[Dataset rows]

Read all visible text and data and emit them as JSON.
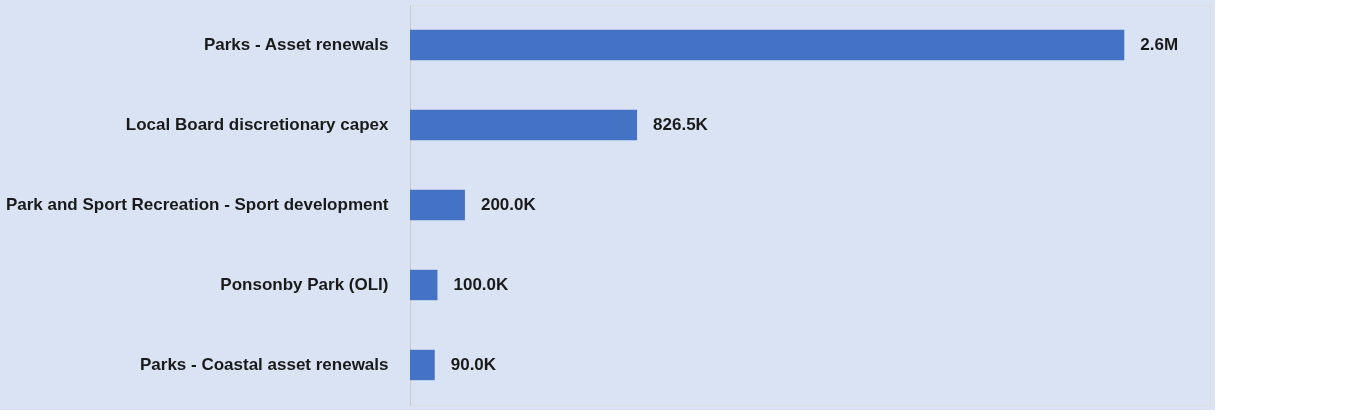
{
  "chart_data": {
    "type": "bar",
    "orientation": "horizontal",
    "categories": [
      "Parks - Asset renewals",
      "Local Board discretionary capex",
      "Park and Sport Recreation - Sport development",
      "Ponsonby Park (OLI)",
      "Parks - Coastal asset renewals"
    ],
    "values": [
      2600000,
      826500,
      200000,
      100000,
      90000
    ],
    "value_labels": [
      "2.6M",
      "826.5K",
      "200.0K",
      "100.0K",
      "90.0K"
    ],
    "color": "#4472c4",
    "grid": false
  }
}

#### SHORT PROBLEM:
Transcribe the listing above verbatim. Omit the pictures.

#### EXERCISE RESPONSE:
Read all visible text and data and emit them as JSON.
{
  "chart_data": {
    "type": "bar",
    "orientation": "horizontal",
    "categories": [
      "Parks - Asset renewals",
      "Local Board discretionary capex",
      "Park and Sport Recreation - Sport development",
      "Ponsonby Park (OLI)",
      "Parks - Coastal asset renewals"
    ],
    "values": [
      2600000,
      826500,
      200000,
      100000,
      90000
    ],
    "value_labels": [
      "2.6M",
      "826.5K",
      "200.0K",
      "100.0K",
      "90.0K"
    ],
    "color": "#4472c4",
    "grid": false
  }
}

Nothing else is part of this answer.